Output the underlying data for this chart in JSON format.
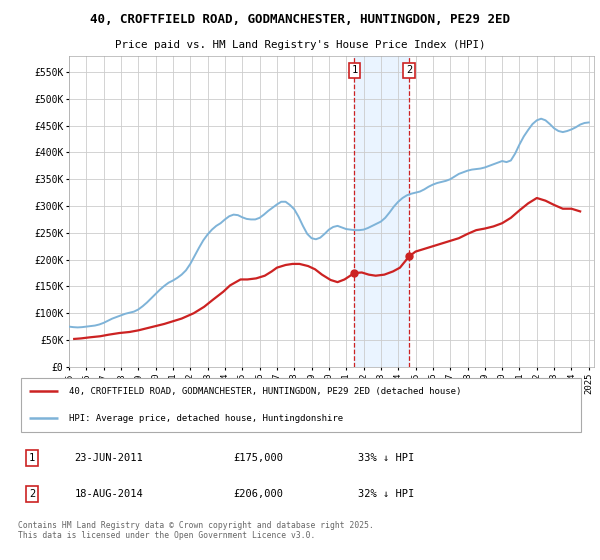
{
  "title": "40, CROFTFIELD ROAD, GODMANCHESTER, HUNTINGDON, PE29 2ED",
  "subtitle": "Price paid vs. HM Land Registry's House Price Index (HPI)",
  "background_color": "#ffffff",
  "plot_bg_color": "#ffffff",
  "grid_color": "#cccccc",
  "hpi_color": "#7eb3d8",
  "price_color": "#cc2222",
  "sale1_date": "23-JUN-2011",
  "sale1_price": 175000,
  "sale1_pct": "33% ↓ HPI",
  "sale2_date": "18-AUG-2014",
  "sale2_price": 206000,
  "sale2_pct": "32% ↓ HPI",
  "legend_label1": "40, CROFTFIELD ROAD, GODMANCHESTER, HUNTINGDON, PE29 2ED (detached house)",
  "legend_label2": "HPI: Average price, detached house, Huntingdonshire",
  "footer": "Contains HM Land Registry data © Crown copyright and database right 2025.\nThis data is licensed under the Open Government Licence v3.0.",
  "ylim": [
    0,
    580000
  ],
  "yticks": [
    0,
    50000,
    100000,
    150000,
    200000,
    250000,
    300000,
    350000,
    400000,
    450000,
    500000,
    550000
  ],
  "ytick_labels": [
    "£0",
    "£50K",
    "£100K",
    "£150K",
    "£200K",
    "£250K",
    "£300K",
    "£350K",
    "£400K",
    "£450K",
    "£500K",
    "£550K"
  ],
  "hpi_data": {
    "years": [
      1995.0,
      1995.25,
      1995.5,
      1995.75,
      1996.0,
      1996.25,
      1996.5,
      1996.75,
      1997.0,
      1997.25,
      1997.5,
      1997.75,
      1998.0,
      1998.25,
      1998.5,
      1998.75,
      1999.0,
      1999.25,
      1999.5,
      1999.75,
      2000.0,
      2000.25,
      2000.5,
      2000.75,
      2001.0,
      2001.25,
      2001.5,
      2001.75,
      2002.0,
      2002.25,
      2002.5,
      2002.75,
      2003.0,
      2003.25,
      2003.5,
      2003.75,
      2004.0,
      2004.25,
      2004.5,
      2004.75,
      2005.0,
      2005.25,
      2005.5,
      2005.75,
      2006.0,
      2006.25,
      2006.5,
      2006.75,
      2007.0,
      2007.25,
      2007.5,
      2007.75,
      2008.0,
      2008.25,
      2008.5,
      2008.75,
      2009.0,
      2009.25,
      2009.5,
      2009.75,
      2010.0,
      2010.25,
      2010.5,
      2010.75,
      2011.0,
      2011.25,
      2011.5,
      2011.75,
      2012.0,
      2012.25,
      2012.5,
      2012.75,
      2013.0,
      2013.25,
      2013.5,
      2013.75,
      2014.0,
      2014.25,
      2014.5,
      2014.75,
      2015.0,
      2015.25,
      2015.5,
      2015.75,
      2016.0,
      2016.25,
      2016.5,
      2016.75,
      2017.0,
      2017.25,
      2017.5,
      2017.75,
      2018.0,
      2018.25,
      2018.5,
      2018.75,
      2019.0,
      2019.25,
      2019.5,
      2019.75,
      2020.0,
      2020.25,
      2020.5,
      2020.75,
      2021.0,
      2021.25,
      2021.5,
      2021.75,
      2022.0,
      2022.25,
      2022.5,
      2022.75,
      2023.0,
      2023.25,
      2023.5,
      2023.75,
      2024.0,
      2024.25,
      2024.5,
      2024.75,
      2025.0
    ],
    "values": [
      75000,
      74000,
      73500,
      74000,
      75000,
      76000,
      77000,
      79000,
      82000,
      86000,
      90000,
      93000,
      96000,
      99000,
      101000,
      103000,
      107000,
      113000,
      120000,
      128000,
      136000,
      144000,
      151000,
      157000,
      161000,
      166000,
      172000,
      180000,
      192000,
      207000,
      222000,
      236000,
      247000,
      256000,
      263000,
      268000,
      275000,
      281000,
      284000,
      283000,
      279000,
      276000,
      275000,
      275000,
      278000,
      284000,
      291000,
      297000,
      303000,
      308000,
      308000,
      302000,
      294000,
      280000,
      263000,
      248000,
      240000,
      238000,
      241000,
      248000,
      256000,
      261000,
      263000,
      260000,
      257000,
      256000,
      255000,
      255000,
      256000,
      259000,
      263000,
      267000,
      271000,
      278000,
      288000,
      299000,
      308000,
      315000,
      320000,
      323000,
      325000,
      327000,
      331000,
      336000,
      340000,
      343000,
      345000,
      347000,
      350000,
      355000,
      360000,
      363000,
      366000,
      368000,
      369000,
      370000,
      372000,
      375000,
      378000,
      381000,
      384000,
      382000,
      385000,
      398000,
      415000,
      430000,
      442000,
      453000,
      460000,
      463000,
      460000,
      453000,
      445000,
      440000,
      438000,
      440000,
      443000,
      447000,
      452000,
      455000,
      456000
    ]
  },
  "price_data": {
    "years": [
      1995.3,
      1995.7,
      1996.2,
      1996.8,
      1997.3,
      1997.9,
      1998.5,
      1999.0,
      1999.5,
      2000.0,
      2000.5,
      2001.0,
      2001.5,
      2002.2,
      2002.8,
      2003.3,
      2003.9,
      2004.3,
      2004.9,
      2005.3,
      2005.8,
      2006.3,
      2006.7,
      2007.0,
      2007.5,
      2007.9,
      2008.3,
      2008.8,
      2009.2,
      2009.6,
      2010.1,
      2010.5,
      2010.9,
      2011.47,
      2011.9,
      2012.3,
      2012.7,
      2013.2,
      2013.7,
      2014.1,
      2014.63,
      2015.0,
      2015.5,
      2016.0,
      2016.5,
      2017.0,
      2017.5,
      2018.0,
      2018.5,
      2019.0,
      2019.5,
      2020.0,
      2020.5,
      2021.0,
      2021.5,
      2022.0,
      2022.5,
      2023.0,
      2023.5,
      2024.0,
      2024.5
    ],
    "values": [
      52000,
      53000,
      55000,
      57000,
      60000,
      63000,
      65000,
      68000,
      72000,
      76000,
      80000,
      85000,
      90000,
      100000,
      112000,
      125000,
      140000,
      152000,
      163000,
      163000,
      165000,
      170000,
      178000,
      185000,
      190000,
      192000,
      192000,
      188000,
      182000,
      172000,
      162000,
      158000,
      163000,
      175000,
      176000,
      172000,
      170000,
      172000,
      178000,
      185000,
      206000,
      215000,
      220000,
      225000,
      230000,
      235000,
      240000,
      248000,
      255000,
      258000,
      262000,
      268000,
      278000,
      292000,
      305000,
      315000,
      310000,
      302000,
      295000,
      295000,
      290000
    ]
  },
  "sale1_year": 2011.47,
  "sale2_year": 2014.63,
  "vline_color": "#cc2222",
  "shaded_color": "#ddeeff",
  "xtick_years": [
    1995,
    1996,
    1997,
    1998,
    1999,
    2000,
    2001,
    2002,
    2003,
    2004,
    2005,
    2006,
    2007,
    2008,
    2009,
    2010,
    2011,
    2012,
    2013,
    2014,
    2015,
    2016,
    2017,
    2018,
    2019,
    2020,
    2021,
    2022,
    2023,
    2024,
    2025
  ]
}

___

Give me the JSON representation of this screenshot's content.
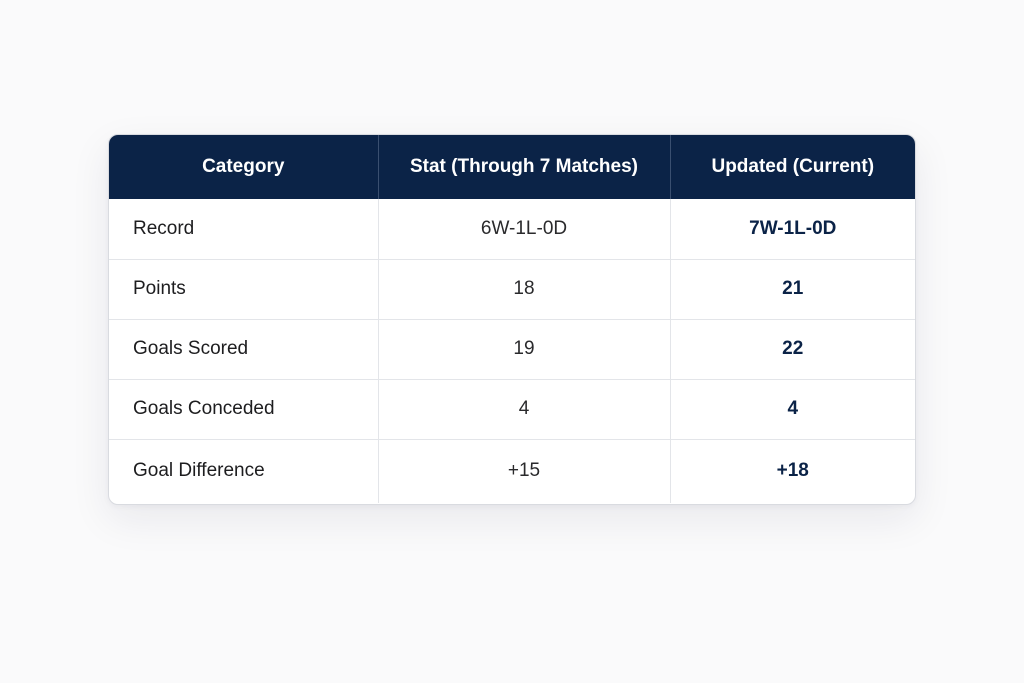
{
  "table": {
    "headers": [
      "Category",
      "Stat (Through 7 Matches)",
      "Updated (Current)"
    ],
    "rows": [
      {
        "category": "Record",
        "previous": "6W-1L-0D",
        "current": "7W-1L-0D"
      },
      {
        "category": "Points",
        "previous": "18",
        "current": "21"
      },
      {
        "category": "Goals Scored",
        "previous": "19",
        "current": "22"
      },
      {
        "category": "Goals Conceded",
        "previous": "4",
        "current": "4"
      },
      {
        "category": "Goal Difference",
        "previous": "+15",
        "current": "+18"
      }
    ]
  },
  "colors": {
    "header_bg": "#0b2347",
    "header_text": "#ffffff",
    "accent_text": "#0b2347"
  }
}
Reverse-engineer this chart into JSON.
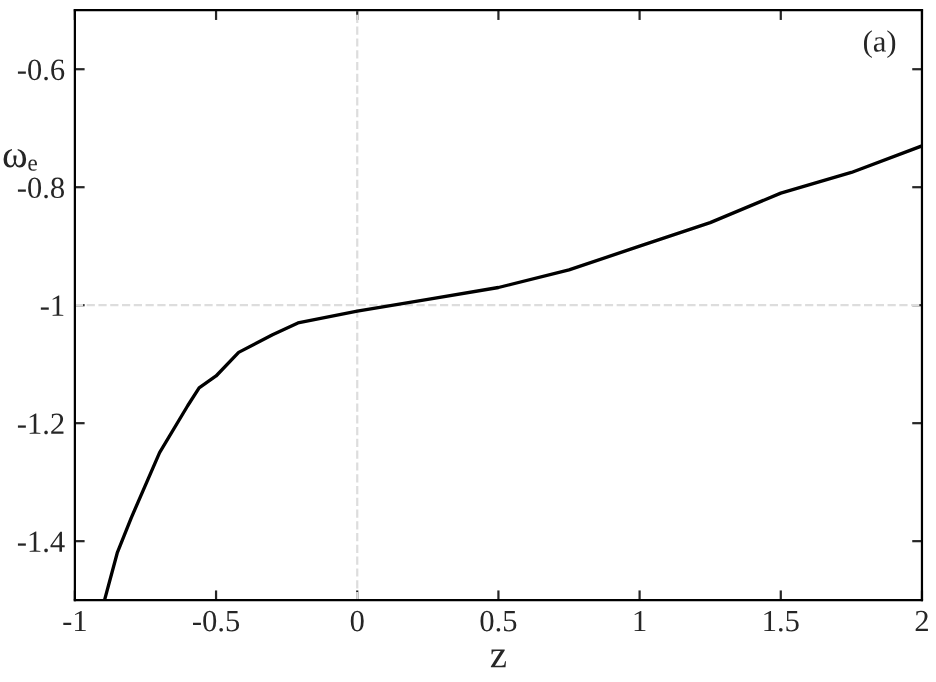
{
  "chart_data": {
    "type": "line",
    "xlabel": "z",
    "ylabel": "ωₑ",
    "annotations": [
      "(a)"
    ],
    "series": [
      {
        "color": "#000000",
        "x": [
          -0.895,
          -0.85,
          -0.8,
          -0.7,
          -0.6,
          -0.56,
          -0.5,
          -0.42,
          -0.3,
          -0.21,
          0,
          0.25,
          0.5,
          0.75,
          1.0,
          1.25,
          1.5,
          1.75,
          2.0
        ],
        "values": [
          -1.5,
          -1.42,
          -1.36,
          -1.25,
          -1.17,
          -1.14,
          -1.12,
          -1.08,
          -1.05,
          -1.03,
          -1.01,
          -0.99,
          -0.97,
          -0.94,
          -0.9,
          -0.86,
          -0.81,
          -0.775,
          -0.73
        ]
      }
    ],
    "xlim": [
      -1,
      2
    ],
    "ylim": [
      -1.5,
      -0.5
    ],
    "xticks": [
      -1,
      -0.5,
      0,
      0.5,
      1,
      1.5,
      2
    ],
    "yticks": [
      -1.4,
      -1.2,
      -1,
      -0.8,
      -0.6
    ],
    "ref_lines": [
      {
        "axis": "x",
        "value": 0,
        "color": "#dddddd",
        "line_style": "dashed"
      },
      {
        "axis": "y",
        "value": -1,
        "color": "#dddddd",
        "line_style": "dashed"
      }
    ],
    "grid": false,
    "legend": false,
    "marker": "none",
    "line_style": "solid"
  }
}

___

JOB: Take every line from the data that contains the word "previous".

REPLY TO THE TASK:
        "previous": "6W-1L-0D",
        "previous": "18",
        "previous": "19",
        "previous": "4",
        "previous": "+15",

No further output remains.